What to produce
Print each line exactly as it is given.

Material for this exercise
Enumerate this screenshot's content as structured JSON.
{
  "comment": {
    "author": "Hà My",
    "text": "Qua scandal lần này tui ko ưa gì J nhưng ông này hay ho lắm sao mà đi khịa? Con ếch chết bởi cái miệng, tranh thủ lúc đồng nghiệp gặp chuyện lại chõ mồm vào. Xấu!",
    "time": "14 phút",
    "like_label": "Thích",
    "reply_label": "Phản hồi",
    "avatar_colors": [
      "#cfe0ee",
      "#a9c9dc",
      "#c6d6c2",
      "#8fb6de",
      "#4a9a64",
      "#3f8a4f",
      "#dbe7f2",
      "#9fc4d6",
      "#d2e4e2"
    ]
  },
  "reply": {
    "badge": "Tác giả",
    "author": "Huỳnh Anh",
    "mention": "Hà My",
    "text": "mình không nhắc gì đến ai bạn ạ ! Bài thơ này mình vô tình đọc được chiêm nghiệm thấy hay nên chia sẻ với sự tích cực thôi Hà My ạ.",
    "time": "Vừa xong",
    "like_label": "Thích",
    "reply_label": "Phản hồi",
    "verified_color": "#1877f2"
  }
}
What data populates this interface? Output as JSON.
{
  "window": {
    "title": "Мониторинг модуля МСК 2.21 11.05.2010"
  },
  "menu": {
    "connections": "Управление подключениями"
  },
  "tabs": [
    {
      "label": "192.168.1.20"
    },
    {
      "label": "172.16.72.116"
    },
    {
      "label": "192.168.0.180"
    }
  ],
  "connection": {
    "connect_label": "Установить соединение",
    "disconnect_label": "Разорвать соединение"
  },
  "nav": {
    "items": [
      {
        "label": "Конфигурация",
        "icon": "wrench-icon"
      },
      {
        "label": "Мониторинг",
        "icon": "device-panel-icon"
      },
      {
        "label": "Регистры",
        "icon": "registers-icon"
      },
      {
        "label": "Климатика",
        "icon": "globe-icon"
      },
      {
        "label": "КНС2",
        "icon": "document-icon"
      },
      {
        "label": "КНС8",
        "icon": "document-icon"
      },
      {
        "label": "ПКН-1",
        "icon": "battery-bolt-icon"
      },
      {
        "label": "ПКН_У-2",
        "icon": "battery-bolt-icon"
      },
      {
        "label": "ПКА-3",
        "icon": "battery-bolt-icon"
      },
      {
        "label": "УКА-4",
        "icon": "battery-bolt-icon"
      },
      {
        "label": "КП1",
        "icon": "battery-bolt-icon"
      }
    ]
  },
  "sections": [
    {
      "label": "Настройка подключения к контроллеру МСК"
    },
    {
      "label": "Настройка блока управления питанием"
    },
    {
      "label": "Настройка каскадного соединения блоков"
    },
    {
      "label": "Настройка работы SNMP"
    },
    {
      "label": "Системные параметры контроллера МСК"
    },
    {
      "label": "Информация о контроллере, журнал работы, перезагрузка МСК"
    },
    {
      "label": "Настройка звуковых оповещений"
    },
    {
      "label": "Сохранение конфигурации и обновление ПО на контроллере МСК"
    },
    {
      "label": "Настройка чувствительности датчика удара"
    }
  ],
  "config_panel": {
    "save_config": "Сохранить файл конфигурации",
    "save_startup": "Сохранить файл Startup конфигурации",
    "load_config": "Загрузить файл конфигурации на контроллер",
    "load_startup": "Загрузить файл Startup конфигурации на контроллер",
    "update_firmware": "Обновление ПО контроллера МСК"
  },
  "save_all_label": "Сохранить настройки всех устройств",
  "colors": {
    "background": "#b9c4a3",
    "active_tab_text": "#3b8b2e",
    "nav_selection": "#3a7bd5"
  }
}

Answer to the exercise
Enumerate this screenshot's content as structured JSON.
{
  "comment": {
    "author": "Hà My",
    "text": "Qua scandal lần này tui ko ưa gì J nhưng ông này hay ho lắm sao mà đi khịa? Con ếch chết bởi cái miệng, tranh thủ lúc đồng nghiệp gặp chuyện lại chõ mồm vào. Xấu!",
    "time": "14 phút",
    "like_label": "Thích",
    "reply_label": "Phản hồi",
    "avatar_colors": [
      "#cfe0ee",
      "#a9c9dc",
      "#c6d6c2",
      "#8fb6de",
      "#4a9a64",
      "#3f8a4f",
      "#dbe7f2",
      "#9fc4d6",
      "#d2e4e2"
    ]
  },
  "reply": {
    "badge": "Tác giả",
    "author": "Huỳnh Anh",
    "mention": "Hà My",
    "text": "mình không nhắc gì đến ai bạn ạ ! Bài thơ này mình vô tình đọc được chiêm nghiệm thấy hay nên chia sẻ với sự tích cực thôi Hà My ạ.",
    "time": "Vừa xong",
    "like_label": "Thích",
    "reply_label": "Phản hồi",
    "verified_color": "#1877f2"
  }
}
What data populates this interface? Output as JSON.
{
  "window": {
    "title": "Мониторинг модуля МСК 2.21 11.05.2010"
  },
  "menu": {
    "connections": "Управление подключениями"
  },
  "tabs": [
    {
      "label": "192.168.1.20"
    },
    {
      "label": "172.16.72.116"
    },
    {
      "label": "192.168.0.180"
    }
  ],
  "connection": {
    "connect_label": "Установить соединение",
    "disconnect_label": "Разорвать соединение"
  },
  "nav": {
    "items": [
      {
        "label": "Конфигурация",
        "icon": "wrench-icon"
      },
      {
        "label": "Мониторинг",
        "icon": "device-panel-icon"
      },
      {
        "label": "Регистры",
        "icon": "registers-icon"
      },
      {
        "label": "Климатика",
        "icon": "globe-icon"
      },
      {
        "label": "КНС2",
        "icon": "document-icon"
      },
      {
        "label": "КНС8",
        "icon": "document-icon"
      },
      {
        "label": "ПКН-1",
        "icon": "battery-bolt-icon"
      },
      {
        "label": "ПКН_У-2",
        "icon": "battery-bolt-icon"
      },
      {
        "label": "ПКА-3",
        "icon": "battery-bolt-icon"
      },
      {
        "label": "УКА-4",
        "icon": "battery-bolt-icon"
      },
      {
        "label": "КП1",
        "icon": "battery-bolt-icon"
      }
    ]
  },
  "sections": [
    {
      "label": "Настройка подключения к контроллеру МСК"
    },
    {
      "label": "Настройка блока управления питанием"
    },
    {
      "label": "Настройка каскадного соединения блоков"
    },
    {
      "label": "Настройка работы SNMP"
    },
    {
      "label": "Системные параметры контроллера МСК"
    },
    {
      "label": "Информация о контроллере, журнал работы, перезагрузка МСК"
    },
    {
      "label": "Настройка звуковых оповещений"
    },
    {
      "label": "Сохранение конфигурации и обновление ПО на контроллере МСК"
    },
    {
      "label": "Настройка чувствительности датчика удара"
    }
  ],
  "config_panel": {
    "save_config": "Сохранить файл конфигурации",
    "save_startup": "Сохранить файл Startup конфигурации",
    "load_config": "Загрузить файл конфигурации на контроллер",
    "load_startup": "Загрузить файл Startup конфигурации на контроллер",
    "update_firmware": "Обновление ПО контроллера МСК"
  },
  "save_all_label": "Сохранить настройки всех устройств",
  "colors": {
    "background": "#b9c4a3",
    "active_tab_text": "#3b8b2e",
    "nav_selection": "#3a7bd5"
  }
}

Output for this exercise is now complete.